Work to complete: Write out each line exactly as it stands, please.

Stored data entries:
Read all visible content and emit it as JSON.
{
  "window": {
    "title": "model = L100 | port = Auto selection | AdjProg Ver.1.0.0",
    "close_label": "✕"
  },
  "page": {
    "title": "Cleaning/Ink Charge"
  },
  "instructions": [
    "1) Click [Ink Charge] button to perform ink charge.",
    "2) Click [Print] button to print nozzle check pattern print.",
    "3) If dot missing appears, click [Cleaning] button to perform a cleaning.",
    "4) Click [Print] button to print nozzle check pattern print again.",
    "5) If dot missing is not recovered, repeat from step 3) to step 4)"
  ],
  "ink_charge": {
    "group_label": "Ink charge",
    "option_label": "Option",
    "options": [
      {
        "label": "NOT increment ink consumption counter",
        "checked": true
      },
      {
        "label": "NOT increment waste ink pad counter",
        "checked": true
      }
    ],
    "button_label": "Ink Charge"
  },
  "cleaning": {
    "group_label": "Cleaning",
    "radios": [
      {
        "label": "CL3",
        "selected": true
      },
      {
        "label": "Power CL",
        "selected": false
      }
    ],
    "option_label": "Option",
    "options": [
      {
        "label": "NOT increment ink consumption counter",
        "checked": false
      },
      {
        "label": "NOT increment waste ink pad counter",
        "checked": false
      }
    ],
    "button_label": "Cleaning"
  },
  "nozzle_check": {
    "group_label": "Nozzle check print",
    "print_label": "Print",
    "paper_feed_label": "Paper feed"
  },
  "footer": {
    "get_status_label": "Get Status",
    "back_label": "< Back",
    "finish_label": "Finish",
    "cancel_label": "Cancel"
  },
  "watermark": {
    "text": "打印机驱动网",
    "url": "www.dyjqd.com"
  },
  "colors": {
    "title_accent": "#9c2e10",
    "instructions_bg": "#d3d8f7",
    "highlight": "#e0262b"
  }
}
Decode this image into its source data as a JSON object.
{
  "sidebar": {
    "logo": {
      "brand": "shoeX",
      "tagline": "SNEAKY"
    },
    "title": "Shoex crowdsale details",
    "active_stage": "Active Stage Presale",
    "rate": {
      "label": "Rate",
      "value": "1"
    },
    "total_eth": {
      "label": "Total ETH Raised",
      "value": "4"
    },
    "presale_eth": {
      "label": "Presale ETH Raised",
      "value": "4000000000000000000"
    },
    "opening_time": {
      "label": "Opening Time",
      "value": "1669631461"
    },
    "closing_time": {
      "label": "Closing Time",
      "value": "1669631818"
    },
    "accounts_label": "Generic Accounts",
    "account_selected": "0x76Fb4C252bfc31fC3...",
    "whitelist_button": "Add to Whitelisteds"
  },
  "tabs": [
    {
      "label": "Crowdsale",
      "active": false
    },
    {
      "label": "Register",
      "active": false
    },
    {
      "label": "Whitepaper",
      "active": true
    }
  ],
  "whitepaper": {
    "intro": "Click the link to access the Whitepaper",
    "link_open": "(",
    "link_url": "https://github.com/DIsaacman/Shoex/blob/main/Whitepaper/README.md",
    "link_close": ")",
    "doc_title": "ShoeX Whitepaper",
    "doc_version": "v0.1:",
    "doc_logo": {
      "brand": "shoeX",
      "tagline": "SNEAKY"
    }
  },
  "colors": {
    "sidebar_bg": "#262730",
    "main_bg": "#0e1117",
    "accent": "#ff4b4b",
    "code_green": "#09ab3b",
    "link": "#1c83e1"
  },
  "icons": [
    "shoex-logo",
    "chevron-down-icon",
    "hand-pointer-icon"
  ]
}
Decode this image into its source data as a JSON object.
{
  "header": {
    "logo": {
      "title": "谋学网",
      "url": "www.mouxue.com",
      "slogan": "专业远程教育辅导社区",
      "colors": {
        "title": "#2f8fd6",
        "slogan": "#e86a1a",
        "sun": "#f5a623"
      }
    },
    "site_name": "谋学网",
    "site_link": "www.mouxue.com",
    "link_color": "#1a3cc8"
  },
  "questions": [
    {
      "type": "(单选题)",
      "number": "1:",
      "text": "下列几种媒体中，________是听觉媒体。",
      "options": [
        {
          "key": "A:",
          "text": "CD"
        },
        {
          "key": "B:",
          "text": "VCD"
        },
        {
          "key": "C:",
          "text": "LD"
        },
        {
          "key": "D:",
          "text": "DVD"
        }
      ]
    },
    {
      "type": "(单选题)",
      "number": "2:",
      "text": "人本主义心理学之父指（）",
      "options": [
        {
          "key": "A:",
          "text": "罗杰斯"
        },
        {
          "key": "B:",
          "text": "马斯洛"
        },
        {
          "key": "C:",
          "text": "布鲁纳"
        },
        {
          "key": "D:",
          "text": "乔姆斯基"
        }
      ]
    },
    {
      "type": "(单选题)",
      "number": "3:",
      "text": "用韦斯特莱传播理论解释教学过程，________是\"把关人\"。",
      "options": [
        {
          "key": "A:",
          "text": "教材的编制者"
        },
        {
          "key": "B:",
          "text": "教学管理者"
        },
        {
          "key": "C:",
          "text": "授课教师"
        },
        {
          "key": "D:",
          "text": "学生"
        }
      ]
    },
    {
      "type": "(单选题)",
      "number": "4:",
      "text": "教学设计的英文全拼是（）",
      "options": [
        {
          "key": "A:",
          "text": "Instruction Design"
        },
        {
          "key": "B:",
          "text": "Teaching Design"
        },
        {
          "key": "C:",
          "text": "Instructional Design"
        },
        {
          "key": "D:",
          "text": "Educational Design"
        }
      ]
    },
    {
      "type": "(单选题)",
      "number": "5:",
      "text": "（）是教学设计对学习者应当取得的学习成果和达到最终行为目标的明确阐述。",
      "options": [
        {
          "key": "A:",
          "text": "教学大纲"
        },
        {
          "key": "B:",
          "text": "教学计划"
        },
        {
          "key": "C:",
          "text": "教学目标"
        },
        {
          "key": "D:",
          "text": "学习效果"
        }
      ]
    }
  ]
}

Complete output:
Read all visible content and emit it as JSON.
{
  "window": {
    "title": "model = L100 | port = Auto selection | AdjProg Ver.1.0.0",
    "close_label": "✕"
  },
  "page": {
    "title": "Cleaning/Ink Charge"
  },
  "instructions": [
    "1) Click [Ink Charge] button to perform ink charge.",
    "2) Click [Print] button to print nozzle check pattern print.",
    "3) If dot missing appears, click [Cleaning] button to perform a cleaning.",
    "4) Click [Print] button to print nozzle check pattern print again.",
    "5) If dot missing is not recovered, repeat from step 3) to step 4)"
  ],
  "ink_charge": {
    "group_label": "Ink charge",
    "option_label": "Option",
    "options": [
      {
        "label": "NOT increment ink consumption counter",
        "checked": true
      },
      {
        "label": "NOT increment waste ink pad counter",
        "checked": true
      }
    ],
    "button_label": "Ink Charge"
  },
  "cleaning": {
    "group_label": "Cleaning",
    "radios": [
      {
        "label": "CL3",
        "selected": true
      },
      {
        "label": "Power CL",
        "selected": false
      }
    ],
    "option_label": "Option",
    "options": [
      {
        "label": "NOT increment ink consumption counter",
        "checked": false
      },
      {
        "label": "NOT increment waste ink pad counter",
        "checked": false
      }
    ],
    "button_label": "Cleaning"
  },
  "nozzle_check": {
    "group_label": "Nozzle check print",
    "print_label": "Print",
    "paper_feed_label": "Paper feed"
  },
  "footer": {
    "get_status_label": "Get Status",
    "back_label": "< Back",
    "finish_label": "Finish",
    "cancel_label": "Cancel"
  },
  "watermark": {
    "text": "打印机驱动网",
    "url": "www.dyjqd.com"
  },
  "colors": {
    "title_accent": "#9c2e10",
    "instructions_bg": "#d3d8f7",
    "highlight": "#e0262b"
  }
}
Decode this image into its source data as a JSON object.
{
  "sidebar": {
    "logo": {
      "brand": "shoeX",
      "tagline": "SNEAKY"
    },
    "title": "Shoex crowdsale details",
    "active_stage": "Active Stage Presale",
    "rate": {
      "label": "Rate",
      "value": "1"
    },
    "total_eth": {
      "label": "Total ETH Raised",
      "value": "4"
    },
    "presale_eth": {
      "label": "Presale ETH Raised",
      "value": "4000000000000000000"
    },
    "opening_time": {
      "label": "Opening Time",
      "value": "1669631461"
    },
    "closing_time": {
      "label": "Closing Time",
      "value": "1669631818"
    },
    "accounts_label": "Generic Accounts",
    "account_selected": "0x76Fb4C252bfc31fC3...",
    "whitelist_button": "Add to Whitelisteds"
  },
  "tabs": [
    {
      "label": "Crowdsale",
      "active": false
    },
    {
      "label": "Register",
      "active": false
    },
    {
      "label": "Whitepaper",
      "active": true
    }
  ],
  "whitepaper": {
    "intro": "Click the link to access the Whitepaper",
    "link_open": "(",
    "link_url": "https://github.com/DIsaacman/Shoex/blob/main/Whitepaper/README.md",
    "link_close": ")",
    "doc_title": "ShoeX Whitepaper",
    "doc_version": "v0.1:",
    "doc_logo": {
      "brand": "shoeX",
      "tagline": "SNEAKY"
    }
  },
  "colors": {
    "sidebar_bg": "#262730",
    "main_bg": "#0e1117",
    "accent": "#ff4b4b",
    "code_green": "#09ab3b",
    "link": "#1c83e1"
  },
  "icons": [
    "shoex-logo",
    "chevron-down-icon",
    "hand-pointer-icon"
  ]
}
Decode this image into its source data as a JSON object.
{
  "header": {
    "logo": {
      "title": "谋学网",
      "url": "www.mouxue.com",
      "slogan": "专业远程教育辅导社区",
      "colors": {
        "title": "#2f8fd6",
        "slogan": "#e86a1a",
        "sun": "#f5a623"
      }
    },
    "site_name": "谋学网",
    "site_link": "www.mouxue.com",
    "link_color": "#1a3cc8"
  },
  "questions": [
    {
      "type": "(单选题)",
      "number": "1:",
      "text": "下列几种媒体中，________是听觉媒体。",
      "options": [
        {
          "key": "A:",
          "text": "CD"
        },
        {
          "key": "B:",
          "text": "VCD"
        },
        {
          "key": "C:",
          "text": "LD"
        },
        {
          "key": "D:",
          "text": "DVD"
        }
      ]
    },
    {
      "type": "(单选题)",
      "number": "2:",
      "text": "人本主义心理学之父指（）",
      "options": [
        {
          "key": "A:",
          "text": "罗杰斯"
        },
        {
          "key": "B:",
          "text": "马斯洛"
        },
        {
          "key": "C:",
          "text": "布鲁纳"
        },
        {
          "key": "D:",
          "text": "乔姆斯基"
        }
      ]
    },
    {
      "type": "(单选题)",
      "number": "3:",
      "text": "用韦斯特莱传播理论解释教学过程，________是\"把关人\"。",
      "options": [
        {
          "key": "A:",
          "text": "教材的编制者"
        },
        {
          "key": "B:",
          "text": "教学管理者"
        },
        {
          "key": "C:",
          "text": "授课教师"
        },
        {
          "key": "D:",
          "text": "学生"
        }
      ]
    },
    {
      "type": "(单选题)",
      "number": "4:",
      "text": "教学设计的英文全拼是（）",
      "options": [
        {
          "key": "A:",
          "text": "Instruction Design"
        },
        {
          "key": "B:",
          "text": "Teaching Design"
        },
        {
          "key": "C:",
          "text": "Instructional Design"
        },
        {
          "key": "D:",
          "text": "Educational Design"
        }
      ]
    },
    {
      "type": "(单选题)",
      "number": "5:",
      "text": "（）是教学设计对学习者应当取得的学习成果和达到最终行为目标的明确阐述。",
      "options": [
        {
          "key": "A:",
          "text": "教学大纲"
        },
        {
          "key": "B:",
          "text": "教学计划"
        },
        {
          "key": "C:",
          "text": "教学目标"
        },
        {
          "key": "D:",
          "text": "学习效果"
        }
      ]
    }
  ]
}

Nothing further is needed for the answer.